Complete the following:
- a) Answer these questions from the post on taking advantage of DfAM below. Mark each answer with the same numeral as its question.
(i) What does the abbreviation DfAM stand for?
(ii) Who designed the Digital Sundial?
(iii) What are the more advanced lattices created from understanding?
- b) Gather every line of the entries below that contains the string "actual", matching case.

* begin Text section *

Taking Advantage of DfAM

[SteveCox3D 85]

 

In my previous post on DfAM (Design for Additive Manufacture) I concentrated on how to deal with some of the design principles needed to ensure the manufacturability of a part using Additive Manufacturing (AM), or 3D Printing (3DP).

 

In this post I’m going to concentrate on the way DfAM can take advantage of some of the unique capabilities that AM and 3DP has to offer. There are a number of different advantages available and we’ll look at each one in turn…………

 

“Complexity Comes For Free…..”

 

This is a statement that’s often made about AM/3DP. It’s not always completely true because dealing with complexity in this method of manufacturing can incur longer manufacturing times and sometimes, as the saying goes, “time is money”. However it's true that designs for this type of manufacturing method can be considerably more complex, yet still be feasible to make, compared with those designed for the more traditional methods of subtractive manufacturing, forming, or casting.

 

One great example of design complexity is this Digital Sundial designed by Mojoptix :

 

 

In itself this is a very clever piece of design that uses mathematical formula to generate the geometry which creates a digital time image from shadows cast by the sun. However, that geometry in some areas is so complex, with many thin internal walls, that the only feasible way of making this is using AM/3DP.

 

 

In other applications this design freedom helps to realise complex cooling channels inside parts where efficient heat exchange is one of the key performance requirements. Channels can be provided deep inside parts where they are most effective, as opposed to being provided only where they can be manufactured. The result is that optimal functionality can be the focus for the part design rather than how it can be manufactured using traditional methods.

 

The ability to make thin complex structures that are often “locked” inside parts is one of the aspects that is allowing the use of complex lattice structures for light-weighting of parts made using 3DP/AM. These internal lattices are similar to the internal structures that using infill in Cura produces, however the advantage of these more advanced lattices are that they can be created from understanding the stress analysis of the part as a solid structure.  The lattices created can then be very dense in high stress areas and much less dense in lower stress areas, resulting in significant weight savings.

* end Text section *
* begin Material to process *

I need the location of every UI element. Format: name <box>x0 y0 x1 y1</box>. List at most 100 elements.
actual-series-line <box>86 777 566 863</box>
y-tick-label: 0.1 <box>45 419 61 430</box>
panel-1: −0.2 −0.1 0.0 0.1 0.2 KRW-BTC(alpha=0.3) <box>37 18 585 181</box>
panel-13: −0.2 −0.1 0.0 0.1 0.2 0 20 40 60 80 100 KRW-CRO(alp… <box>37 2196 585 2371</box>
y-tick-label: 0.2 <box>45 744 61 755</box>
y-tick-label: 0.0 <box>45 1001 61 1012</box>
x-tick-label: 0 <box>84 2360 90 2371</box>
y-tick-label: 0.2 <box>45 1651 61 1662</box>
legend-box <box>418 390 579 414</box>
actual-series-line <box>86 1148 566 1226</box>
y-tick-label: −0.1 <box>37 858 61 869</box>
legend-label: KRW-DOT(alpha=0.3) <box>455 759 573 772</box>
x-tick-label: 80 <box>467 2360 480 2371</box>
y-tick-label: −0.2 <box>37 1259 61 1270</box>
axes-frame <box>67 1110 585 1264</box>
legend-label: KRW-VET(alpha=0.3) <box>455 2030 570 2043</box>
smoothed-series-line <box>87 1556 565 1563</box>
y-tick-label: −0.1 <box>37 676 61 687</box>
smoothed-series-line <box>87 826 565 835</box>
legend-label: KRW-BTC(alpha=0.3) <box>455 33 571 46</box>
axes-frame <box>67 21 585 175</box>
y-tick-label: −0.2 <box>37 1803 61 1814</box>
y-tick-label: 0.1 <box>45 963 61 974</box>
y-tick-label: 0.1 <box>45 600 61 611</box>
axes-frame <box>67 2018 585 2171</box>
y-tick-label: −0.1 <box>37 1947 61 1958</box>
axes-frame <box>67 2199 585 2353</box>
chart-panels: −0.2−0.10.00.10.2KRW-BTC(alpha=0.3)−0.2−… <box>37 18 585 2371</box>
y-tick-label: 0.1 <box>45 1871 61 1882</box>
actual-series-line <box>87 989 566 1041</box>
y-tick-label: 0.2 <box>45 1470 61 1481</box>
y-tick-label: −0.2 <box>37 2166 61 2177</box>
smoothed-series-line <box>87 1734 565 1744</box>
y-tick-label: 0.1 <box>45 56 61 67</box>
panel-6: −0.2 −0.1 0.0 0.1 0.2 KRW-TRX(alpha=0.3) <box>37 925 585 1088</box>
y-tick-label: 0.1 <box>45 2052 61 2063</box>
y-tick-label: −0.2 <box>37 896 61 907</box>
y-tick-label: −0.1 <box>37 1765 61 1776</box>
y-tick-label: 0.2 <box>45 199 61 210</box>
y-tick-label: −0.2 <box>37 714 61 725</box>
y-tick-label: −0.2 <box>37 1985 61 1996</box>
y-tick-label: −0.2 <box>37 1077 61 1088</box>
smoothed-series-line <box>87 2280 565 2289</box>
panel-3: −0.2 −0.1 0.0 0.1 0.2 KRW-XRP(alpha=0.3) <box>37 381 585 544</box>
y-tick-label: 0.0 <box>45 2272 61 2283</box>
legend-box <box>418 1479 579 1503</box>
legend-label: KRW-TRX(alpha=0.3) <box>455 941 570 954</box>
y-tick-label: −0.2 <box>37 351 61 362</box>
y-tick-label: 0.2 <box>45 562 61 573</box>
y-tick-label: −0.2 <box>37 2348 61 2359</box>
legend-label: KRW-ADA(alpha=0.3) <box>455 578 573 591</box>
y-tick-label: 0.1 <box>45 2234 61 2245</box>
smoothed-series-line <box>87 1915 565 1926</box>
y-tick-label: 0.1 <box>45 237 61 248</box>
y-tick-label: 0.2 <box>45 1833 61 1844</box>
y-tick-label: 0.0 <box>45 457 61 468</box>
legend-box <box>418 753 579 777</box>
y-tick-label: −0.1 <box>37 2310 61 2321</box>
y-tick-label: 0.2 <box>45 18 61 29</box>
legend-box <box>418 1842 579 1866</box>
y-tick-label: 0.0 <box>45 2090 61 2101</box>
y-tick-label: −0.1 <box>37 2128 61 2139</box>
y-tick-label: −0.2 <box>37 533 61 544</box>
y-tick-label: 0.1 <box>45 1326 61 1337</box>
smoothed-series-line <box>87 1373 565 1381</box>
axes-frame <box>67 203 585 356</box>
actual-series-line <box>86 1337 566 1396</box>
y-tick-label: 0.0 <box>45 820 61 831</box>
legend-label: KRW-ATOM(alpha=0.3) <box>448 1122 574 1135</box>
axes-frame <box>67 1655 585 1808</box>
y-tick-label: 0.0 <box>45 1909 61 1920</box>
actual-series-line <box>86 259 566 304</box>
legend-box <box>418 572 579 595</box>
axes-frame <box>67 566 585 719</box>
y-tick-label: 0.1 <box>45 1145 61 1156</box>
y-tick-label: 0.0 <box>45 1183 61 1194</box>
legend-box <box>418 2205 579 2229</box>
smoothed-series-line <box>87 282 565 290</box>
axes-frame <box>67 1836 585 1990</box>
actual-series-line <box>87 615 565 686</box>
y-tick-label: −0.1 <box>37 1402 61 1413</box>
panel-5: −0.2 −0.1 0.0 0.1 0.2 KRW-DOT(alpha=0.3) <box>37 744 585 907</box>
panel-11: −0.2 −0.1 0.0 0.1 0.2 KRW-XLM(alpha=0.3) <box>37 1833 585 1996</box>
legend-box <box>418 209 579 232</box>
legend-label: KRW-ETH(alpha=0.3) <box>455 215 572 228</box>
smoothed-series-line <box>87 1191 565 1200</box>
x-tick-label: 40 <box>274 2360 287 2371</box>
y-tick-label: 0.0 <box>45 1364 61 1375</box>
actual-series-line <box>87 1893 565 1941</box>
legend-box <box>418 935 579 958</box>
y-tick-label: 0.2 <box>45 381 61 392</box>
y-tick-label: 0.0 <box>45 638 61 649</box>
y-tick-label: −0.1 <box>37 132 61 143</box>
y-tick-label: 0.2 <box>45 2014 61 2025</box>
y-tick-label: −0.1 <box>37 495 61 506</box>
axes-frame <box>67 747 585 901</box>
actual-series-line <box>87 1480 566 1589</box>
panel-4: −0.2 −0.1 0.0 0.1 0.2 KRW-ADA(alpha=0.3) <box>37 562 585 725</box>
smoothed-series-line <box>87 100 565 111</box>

* end Material to process *

Exercise answers:
- a)
(i) Design for Additive Manufacture.
(ii) Mojoptix.
(iii) The stress analysis of the part as a solid structure.

- b)
actual-series-line <box>86 777 566 863</box>
actual-series-line <box>86 1148 566 1226</box>
actual-series-line <box>87 989 566 1041</box>
actual-series-line <box>86 1337 566 1396</box>
actual-series-line <box>86 259 566 304</box>
actual-series-line <box>87 615 565 686</box>
actual-series-line <box>87 1893 565 1941</box>
actual-series-line <box>87 1480 566 1589</box>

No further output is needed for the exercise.